EXERCISE GOAL —
Reply with one number: the count of lines in the listing that contain the string "screenshot".

(Records from a dataset)
<<<<
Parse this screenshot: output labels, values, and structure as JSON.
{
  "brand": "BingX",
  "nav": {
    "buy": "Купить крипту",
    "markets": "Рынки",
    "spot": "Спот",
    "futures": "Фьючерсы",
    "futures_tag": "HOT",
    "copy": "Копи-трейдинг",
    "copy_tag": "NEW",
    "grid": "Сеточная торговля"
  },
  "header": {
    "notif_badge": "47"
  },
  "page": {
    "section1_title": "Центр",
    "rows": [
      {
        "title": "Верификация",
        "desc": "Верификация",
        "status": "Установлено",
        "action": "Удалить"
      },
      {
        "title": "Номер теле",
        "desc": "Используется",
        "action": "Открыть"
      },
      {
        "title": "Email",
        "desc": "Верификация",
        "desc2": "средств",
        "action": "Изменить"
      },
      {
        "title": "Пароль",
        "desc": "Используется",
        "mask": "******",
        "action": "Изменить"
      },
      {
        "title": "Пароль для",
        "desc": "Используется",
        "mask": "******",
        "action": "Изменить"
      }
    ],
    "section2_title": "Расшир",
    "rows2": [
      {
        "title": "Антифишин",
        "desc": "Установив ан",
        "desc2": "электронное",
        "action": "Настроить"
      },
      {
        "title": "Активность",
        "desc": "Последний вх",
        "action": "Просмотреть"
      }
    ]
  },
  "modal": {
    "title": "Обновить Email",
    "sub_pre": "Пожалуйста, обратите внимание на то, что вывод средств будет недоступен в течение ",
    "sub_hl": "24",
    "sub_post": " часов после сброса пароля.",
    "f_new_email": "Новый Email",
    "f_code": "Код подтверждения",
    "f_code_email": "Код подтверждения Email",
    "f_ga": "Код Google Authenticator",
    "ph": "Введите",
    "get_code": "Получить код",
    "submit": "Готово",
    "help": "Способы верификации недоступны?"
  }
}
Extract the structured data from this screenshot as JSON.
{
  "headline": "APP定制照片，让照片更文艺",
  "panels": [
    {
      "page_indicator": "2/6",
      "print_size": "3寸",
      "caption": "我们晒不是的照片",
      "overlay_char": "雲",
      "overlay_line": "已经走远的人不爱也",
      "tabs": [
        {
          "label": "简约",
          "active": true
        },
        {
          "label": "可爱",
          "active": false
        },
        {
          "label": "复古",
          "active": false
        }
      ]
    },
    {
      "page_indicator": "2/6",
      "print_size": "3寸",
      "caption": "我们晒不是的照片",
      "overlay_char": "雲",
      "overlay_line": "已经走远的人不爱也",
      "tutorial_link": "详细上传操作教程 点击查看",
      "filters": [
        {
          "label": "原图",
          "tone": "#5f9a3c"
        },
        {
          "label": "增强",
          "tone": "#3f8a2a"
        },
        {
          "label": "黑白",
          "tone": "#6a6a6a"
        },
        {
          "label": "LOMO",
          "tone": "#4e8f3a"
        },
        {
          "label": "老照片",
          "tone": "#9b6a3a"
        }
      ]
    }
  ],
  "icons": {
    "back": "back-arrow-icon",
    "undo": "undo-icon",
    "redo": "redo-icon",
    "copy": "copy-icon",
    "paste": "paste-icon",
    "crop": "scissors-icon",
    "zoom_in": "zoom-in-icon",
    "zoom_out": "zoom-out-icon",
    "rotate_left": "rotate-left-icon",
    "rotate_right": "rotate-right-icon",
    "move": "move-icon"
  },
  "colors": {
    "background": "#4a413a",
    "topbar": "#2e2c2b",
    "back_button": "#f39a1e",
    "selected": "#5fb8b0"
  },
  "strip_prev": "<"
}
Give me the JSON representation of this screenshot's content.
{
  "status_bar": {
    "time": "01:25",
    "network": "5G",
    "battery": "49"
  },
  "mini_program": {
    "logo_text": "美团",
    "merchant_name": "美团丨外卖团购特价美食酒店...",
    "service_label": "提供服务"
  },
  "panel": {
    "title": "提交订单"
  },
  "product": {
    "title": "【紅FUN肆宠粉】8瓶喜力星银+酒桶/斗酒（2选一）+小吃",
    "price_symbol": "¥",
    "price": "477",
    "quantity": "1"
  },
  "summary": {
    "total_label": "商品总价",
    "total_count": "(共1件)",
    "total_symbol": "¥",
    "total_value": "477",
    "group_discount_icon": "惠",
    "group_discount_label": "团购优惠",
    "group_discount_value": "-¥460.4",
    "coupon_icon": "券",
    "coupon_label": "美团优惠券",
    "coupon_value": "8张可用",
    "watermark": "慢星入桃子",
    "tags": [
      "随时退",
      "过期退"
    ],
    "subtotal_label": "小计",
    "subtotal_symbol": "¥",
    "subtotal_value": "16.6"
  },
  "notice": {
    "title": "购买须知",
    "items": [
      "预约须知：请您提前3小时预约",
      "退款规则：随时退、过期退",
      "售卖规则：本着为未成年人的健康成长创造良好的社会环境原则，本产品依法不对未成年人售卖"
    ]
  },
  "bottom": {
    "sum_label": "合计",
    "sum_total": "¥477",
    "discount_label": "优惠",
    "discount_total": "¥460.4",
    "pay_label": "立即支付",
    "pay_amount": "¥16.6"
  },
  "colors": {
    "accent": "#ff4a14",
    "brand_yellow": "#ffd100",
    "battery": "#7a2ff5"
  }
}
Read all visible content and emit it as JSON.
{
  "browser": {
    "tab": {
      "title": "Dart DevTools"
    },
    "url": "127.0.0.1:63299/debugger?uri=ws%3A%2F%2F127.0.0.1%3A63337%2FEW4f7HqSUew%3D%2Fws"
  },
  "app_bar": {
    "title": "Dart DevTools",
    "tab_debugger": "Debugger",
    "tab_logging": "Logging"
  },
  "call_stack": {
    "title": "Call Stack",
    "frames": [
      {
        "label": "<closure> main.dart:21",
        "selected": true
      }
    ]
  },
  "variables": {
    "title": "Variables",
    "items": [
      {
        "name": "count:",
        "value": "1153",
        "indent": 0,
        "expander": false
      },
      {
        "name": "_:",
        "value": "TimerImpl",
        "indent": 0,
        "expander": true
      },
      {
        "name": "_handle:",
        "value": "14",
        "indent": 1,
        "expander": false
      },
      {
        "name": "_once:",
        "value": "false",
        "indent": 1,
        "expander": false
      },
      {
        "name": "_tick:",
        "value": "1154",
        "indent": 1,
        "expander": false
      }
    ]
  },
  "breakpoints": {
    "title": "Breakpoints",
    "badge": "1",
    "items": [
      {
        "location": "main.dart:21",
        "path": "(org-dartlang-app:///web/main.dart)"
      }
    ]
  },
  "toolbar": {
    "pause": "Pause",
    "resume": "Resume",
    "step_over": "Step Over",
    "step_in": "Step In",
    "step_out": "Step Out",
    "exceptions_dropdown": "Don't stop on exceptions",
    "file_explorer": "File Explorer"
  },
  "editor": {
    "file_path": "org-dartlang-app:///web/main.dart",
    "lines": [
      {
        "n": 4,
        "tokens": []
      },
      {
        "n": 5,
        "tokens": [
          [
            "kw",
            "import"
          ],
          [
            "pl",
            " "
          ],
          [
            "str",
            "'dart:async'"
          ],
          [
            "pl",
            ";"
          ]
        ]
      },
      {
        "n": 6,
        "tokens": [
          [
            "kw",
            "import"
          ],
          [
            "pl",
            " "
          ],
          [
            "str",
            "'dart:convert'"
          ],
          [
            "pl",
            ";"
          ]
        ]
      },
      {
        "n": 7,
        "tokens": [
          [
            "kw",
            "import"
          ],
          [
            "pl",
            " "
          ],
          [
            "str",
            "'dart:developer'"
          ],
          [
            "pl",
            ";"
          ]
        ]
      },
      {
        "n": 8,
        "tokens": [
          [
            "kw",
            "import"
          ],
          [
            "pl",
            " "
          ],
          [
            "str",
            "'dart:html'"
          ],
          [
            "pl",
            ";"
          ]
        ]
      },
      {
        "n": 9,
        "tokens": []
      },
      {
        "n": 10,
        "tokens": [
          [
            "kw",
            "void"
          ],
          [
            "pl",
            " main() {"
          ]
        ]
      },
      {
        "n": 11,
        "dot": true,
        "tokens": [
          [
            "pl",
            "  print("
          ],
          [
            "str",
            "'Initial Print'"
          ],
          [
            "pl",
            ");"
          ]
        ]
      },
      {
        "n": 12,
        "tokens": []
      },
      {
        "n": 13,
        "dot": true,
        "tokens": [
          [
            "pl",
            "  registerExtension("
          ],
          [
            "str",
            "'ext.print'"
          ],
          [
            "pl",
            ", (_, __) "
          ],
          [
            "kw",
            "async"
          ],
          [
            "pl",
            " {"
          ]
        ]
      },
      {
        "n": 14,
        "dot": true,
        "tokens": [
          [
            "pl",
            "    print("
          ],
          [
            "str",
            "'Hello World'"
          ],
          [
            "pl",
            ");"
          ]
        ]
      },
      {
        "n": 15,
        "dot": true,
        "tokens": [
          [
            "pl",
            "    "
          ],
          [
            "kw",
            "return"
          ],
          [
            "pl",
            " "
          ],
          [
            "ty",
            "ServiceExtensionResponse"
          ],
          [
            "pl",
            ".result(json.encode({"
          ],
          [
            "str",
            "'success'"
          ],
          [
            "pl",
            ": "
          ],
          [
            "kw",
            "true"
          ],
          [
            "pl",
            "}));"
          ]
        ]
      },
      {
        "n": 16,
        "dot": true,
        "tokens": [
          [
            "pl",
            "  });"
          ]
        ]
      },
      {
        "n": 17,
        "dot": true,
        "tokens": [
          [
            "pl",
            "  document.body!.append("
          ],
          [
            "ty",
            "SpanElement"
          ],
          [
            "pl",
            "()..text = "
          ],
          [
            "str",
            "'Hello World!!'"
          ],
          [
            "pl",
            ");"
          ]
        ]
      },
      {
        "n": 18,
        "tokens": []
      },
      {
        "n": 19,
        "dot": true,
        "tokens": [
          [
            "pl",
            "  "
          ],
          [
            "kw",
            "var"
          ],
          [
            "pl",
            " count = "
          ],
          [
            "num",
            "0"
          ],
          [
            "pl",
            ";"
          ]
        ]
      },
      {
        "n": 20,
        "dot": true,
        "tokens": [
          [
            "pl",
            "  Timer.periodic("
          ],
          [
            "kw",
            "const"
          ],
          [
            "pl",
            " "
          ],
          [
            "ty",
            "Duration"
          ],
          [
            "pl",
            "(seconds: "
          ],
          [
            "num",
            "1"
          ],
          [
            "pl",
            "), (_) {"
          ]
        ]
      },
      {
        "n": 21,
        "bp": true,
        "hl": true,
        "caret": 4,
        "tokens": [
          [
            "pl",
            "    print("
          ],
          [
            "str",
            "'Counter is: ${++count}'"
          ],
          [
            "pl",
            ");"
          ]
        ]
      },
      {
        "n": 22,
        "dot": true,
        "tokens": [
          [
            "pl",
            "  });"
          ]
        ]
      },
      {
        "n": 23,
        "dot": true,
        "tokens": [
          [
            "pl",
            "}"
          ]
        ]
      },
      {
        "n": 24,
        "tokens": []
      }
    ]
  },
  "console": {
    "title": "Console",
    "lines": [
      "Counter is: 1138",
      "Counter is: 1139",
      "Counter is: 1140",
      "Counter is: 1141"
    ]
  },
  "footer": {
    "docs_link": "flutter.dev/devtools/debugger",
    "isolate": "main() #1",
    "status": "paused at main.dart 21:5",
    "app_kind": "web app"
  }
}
>>>>
SOLUTION TO THE PROBLEM —
3